─── Given entries

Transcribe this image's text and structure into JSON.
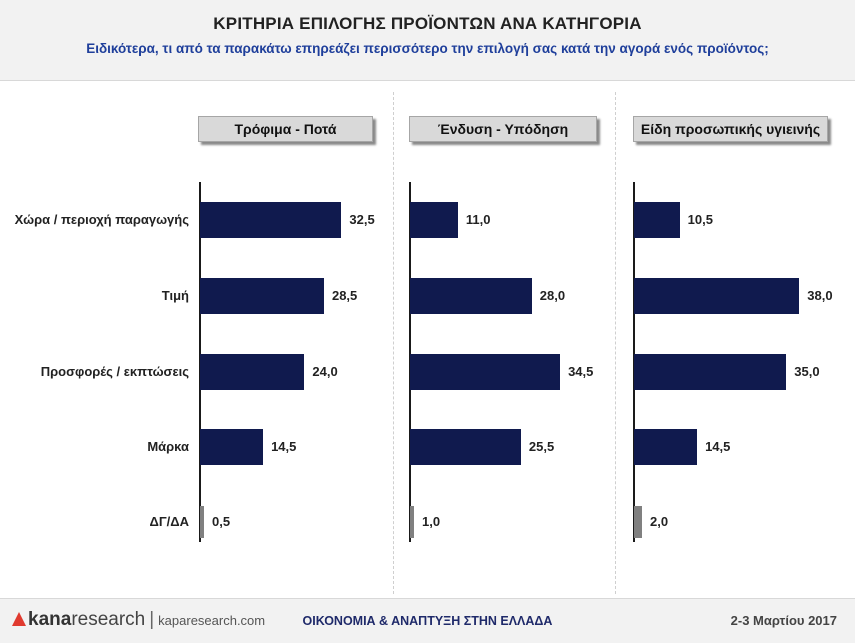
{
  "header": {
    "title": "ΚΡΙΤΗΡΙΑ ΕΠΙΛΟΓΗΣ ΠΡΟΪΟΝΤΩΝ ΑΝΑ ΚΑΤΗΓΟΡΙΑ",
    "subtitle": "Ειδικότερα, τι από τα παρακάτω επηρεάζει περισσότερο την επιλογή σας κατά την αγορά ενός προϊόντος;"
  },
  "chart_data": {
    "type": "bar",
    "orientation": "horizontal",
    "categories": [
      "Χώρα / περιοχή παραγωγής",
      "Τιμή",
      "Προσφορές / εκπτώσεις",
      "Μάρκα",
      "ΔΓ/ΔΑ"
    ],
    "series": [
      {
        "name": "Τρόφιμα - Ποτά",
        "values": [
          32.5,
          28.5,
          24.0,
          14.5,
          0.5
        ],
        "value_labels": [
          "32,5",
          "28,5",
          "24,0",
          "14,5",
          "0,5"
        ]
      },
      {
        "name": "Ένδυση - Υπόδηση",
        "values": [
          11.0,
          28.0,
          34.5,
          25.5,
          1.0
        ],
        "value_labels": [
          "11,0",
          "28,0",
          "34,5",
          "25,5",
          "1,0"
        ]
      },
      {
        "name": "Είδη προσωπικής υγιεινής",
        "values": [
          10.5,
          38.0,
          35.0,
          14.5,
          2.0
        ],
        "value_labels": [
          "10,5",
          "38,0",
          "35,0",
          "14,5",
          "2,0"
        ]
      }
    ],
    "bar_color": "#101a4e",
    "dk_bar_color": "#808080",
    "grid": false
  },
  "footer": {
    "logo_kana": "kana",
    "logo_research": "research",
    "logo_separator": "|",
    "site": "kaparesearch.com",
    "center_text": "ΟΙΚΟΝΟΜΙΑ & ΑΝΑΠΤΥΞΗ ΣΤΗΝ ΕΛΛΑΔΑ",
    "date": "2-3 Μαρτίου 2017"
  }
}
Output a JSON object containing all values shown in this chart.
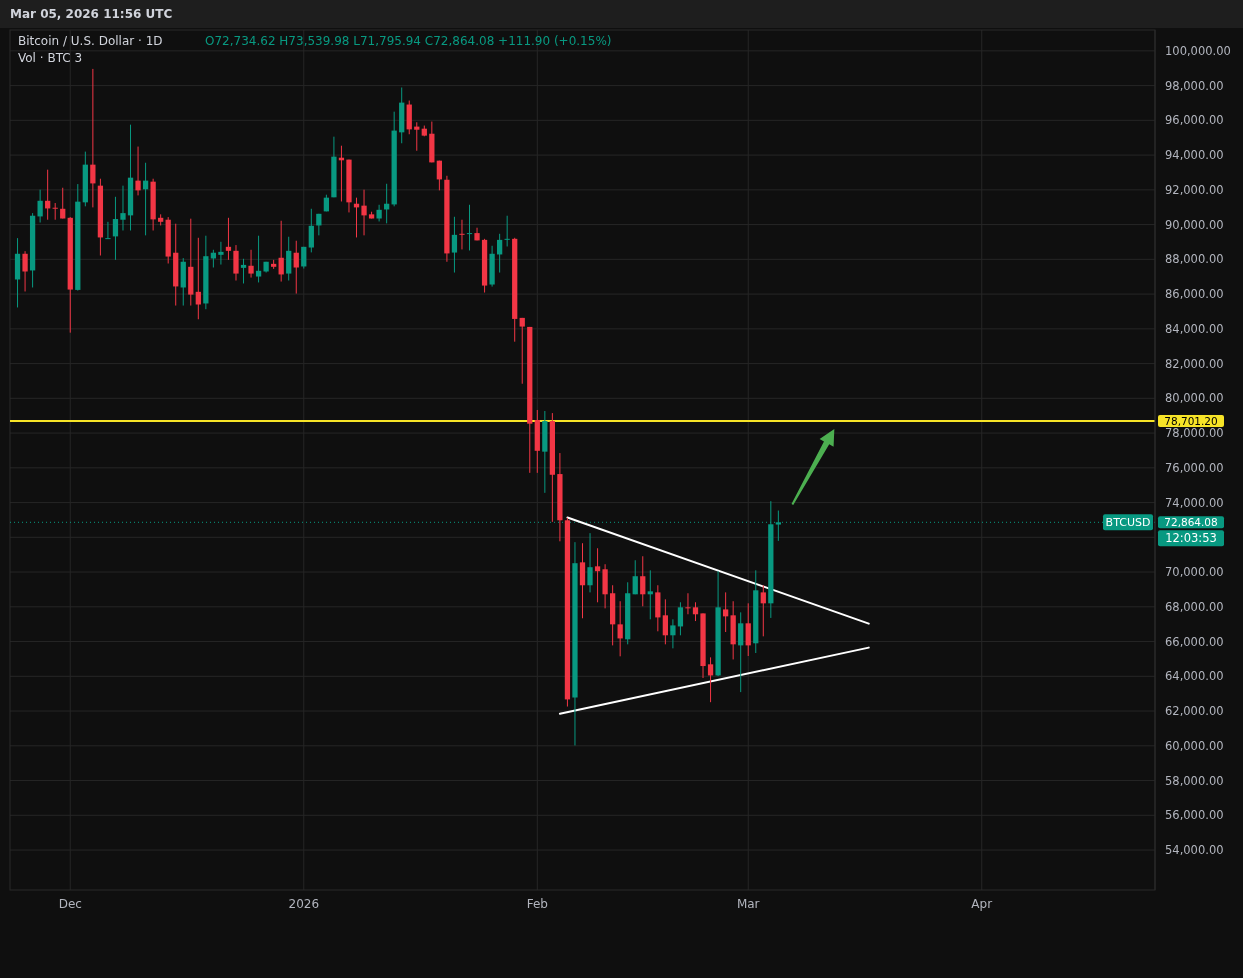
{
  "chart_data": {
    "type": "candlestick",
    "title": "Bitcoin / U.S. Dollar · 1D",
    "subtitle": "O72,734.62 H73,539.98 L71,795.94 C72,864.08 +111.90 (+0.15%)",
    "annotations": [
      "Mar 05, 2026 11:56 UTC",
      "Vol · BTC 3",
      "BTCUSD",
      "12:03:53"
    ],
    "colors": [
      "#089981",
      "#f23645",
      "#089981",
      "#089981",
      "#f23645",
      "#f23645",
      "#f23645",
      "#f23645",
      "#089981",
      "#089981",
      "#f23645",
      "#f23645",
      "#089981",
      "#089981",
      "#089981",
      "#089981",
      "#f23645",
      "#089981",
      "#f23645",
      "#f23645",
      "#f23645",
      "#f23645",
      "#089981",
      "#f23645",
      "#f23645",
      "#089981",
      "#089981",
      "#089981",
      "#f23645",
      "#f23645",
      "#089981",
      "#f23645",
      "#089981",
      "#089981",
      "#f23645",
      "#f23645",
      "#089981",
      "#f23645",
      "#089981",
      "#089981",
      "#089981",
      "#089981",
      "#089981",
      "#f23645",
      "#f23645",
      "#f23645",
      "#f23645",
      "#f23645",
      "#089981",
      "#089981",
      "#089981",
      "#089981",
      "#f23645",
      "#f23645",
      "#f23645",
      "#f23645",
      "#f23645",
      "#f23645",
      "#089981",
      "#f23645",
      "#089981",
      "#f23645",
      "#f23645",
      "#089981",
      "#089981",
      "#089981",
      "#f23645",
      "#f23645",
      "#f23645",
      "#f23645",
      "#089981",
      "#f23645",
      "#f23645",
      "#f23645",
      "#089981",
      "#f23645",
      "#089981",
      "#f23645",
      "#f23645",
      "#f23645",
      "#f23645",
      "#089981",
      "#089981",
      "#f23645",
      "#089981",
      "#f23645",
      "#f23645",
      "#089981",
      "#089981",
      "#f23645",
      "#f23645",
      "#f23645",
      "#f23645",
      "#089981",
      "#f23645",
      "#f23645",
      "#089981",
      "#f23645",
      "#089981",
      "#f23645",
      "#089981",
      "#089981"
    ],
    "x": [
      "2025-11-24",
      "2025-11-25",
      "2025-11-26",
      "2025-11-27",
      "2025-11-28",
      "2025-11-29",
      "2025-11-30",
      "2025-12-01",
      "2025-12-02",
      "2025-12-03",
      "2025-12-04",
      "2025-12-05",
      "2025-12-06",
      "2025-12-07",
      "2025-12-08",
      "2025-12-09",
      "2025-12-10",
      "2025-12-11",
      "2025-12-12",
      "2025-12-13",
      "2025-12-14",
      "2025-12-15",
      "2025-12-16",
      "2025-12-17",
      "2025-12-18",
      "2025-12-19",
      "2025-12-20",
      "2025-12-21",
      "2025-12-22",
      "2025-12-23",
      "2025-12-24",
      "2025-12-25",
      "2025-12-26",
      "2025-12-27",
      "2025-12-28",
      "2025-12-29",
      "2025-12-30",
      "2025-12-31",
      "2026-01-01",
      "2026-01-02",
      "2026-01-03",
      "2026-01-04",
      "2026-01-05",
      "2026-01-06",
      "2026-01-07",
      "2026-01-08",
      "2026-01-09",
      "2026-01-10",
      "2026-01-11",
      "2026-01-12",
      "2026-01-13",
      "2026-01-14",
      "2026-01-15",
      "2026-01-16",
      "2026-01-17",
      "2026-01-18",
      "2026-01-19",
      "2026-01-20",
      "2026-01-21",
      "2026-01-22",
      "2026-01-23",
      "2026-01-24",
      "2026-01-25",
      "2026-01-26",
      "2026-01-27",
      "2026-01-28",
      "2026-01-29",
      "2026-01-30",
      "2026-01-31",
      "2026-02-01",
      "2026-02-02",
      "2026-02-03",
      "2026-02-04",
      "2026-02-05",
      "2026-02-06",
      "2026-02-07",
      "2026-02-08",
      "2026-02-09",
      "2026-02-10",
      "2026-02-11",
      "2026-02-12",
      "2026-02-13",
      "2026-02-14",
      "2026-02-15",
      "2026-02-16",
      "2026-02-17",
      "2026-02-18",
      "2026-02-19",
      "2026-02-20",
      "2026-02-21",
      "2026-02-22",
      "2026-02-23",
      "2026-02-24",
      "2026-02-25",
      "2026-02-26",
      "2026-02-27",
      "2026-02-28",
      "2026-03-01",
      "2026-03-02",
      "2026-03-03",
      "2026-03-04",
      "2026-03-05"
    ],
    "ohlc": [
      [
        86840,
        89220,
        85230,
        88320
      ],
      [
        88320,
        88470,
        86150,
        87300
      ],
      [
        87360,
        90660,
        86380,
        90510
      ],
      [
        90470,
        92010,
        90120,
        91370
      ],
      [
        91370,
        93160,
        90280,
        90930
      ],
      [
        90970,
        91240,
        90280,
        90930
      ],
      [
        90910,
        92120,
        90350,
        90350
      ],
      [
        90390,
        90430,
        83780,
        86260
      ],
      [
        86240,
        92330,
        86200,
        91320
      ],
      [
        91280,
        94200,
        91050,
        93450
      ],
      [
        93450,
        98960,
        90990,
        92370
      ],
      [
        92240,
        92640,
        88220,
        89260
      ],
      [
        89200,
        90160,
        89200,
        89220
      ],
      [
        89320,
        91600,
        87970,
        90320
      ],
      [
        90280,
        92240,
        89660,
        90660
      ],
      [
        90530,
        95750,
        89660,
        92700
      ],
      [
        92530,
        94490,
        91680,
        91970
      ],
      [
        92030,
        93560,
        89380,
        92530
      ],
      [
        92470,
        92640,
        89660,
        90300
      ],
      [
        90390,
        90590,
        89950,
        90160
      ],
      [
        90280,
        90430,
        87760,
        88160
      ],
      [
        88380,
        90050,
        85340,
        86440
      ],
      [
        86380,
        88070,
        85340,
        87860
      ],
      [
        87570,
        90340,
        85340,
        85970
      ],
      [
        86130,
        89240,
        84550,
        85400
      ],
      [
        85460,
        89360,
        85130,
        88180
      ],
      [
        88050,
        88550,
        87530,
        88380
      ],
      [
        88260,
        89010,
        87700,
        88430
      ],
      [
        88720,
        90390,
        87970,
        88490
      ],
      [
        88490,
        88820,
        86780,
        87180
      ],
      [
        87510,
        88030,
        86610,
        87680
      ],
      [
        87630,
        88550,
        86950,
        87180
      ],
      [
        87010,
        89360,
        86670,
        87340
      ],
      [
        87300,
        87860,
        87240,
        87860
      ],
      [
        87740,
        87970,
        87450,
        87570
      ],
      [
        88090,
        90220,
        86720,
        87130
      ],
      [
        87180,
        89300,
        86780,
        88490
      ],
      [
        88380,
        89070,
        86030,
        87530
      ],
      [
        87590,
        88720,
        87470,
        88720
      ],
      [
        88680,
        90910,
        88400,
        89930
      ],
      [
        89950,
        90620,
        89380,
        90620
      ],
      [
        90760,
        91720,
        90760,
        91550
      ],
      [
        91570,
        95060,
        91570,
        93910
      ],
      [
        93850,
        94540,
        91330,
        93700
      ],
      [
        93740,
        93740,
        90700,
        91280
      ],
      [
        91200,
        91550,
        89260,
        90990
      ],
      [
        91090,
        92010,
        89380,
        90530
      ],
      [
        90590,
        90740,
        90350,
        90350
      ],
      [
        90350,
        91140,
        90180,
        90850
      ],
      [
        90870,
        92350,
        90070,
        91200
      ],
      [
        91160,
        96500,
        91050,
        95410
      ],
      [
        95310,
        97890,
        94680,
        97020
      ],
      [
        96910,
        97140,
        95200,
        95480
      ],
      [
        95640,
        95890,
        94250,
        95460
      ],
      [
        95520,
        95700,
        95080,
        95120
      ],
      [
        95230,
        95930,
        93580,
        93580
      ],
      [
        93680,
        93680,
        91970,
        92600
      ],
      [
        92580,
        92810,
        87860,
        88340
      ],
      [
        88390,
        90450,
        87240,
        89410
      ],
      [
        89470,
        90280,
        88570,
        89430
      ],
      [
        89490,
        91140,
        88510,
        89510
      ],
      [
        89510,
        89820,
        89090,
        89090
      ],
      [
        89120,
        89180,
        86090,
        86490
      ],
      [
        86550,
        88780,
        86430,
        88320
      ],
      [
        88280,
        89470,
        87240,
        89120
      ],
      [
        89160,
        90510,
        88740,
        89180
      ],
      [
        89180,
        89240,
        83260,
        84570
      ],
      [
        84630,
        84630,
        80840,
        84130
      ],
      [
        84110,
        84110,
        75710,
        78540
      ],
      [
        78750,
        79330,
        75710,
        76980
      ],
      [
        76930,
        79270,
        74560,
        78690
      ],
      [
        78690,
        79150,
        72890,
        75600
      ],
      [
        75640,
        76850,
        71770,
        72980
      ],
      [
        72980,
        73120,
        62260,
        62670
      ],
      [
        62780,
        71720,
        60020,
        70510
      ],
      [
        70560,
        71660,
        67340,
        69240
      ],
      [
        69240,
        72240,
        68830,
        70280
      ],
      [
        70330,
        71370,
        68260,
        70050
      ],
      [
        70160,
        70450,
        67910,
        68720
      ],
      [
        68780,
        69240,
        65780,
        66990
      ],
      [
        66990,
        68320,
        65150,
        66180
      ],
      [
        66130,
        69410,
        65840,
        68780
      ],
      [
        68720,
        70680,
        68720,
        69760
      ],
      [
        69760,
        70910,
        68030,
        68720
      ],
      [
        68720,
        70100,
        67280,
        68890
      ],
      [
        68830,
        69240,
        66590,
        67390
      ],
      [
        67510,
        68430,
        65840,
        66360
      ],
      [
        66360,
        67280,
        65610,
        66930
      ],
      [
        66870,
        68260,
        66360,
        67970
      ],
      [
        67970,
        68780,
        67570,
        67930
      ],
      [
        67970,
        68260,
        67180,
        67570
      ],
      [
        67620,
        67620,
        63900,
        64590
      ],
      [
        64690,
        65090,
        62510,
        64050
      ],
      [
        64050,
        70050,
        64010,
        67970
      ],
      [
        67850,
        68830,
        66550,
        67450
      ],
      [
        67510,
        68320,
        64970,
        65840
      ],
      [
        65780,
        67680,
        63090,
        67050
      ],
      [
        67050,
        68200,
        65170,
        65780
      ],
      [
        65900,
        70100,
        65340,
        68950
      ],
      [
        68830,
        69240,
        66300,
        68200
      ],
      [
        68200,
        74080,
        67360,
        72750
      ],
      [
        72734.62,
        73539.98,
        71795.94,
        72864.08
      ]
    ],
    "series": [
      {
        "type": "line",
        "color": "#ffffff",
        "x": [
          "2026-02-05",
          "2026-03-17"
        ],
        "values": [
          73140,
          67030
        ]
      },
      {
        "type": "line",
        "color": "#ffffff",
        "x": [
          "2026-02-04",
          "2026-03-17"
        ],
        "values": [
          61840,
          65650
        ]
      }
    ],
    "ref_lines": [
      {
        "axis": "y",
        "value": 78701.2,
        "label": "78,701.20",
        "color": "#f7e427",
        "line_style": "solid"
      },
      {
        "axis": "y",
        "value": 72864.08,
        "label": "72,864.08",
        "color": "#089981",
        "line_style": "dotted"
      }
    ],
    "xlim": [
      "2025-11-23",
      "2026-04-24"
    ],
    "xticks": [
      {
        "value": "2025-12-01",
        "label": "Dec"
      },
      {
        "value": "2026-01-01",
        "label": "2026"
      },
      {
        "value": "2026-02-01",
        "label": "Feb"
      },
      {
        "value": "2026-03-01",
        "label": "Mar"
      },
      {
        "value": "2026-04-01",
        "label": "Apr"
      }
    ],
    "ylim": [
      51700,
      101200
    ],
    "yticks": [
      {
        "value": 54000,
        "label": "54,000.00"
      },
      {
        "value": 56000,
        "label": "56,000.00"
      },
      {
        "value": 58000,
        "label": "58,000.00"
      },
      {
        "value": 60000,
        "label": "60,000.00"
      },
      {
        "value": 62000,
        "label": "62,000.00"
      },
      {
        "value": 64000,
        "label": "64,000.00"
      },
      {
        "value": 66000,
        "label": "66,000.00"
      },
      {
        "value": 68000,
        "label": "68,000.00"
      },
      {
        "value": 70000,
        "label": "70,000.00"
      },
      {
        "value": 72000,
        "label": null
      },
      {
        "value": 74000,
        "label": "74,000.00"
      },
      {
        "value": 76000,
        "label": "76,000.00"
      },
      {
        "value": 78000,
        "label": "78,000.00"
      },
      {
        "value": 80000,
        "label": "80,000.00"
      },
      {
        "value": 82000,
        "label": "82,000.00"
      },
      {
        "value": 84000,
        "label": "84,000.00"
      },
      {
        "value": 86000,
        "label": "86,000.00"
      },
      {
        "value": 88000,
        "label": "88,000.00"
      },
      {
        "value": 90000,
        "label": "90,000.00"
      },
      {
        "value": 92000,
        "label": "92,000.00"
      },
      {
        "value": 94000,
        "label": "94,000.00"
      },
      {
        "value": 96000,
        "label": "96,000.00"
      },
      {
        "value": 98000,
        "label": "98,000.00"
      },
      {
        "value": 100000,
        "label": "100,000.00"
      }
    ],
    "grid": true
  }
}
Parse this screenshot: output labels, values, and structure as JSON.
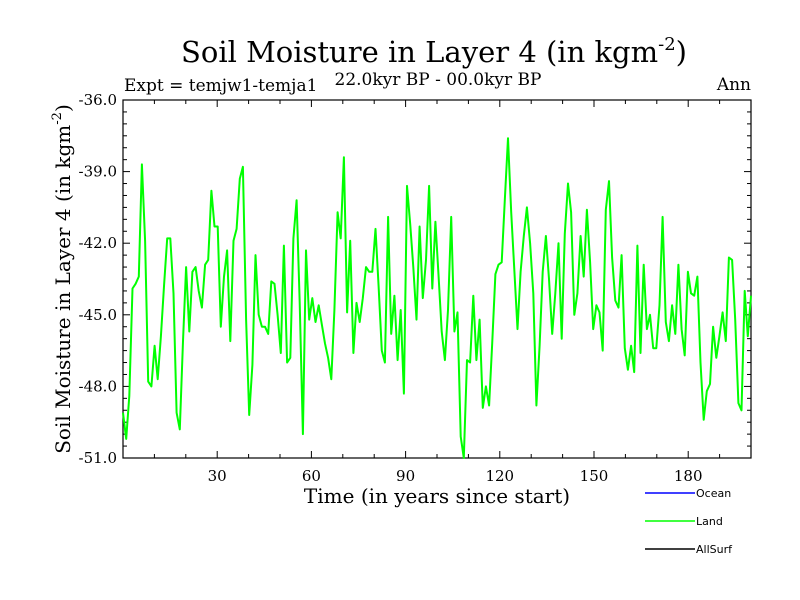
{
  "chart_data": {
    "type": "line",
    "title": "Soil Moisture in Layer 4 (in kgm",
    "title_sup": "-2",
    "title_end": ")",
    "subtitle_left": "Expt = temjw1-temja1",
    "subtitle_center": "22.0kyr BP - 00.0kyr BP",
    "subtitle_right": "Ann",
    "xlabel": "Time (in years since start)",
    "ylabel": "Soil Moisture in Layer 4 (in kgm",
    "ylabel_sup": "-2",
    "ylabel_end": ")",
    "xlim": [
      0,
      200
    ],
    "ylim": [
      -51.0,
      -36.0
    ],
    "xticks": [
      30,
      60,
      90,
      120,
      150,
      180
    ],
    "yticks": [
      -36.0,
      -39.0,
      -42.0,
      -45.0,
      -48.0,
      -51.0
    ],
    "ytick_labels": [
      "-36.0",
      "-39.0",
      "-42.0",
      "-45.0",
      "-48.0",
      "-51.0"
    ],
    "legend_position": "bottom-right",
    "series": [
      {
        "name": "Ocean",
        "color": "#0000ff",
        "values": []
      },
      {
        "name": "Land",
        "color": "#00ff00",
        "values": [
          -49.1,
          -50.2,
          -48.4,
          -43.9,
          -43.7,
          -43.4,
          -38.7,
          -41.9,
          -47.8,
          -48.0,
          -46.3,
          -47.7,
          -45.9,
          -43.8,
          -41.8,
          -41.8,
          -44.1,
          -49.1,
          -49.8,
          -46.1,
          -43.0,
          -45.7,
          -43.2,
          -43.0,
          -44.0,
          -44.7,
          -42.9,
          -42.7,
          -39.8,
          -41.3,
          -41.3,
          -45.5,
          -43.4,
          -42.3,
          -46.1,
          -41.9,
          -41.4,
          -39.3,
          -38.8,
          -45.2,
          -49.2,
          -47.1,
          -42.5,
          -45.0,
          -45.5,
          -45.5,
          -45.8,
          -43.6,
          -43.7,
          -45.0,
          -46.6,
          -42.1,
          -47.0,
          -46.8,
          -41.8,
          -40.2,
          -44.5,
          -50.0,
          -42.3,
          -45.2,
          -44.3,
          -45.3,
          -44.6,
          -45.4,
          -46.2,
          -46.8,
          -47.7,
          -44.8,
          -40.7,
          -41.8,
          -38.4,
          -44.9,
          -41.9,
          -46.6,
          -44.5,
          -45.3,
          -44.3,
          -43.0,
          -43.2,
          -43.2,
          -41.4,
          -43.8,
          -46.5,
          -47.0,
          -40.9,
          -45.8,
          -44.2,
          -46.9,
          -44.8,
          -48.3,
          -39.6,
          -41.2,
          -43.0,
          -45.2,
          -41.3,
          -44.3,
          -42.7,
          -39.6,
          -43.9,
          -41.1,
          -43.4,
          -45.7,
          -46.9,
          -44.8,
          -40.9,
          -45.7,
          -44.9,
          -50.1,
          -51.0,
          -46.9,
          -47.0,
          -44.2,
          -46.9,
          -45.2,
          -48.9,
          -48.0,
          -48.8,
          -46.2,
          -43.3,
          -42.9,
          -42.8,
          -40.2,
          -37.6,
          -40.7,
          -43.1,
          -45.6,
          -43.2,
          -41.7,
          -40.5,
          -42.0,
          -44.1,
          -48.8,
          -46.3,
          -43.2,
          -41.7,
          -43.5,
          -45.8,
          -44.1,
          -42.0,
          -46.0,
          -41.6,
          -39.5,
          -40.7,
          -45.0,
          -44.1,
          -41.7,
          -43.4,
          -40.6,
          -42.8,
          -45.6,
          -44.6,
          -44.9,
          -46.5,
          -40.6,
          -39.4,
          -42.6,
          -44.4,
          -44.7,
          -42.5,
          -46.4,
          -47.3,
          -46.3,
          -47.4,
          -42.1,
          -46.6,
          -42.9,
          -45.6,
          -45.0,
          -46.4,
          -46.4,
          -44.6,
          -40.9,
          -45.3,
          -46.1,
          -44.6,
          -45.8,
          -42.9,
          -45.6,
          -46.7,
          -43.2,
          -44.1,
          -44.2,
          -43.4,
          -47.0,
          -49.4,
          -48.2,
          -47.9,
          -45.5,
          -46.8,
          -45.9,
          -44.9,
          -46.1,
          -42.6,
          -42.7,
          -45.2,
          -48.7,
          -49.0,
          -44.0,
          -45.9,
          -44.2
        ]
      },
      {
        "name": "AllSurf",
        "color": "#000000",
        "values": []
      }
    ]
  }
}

──────

Set exercise
Each line that contains the string "JSON" counts once; say how many there are and nothing else.

Written answer
3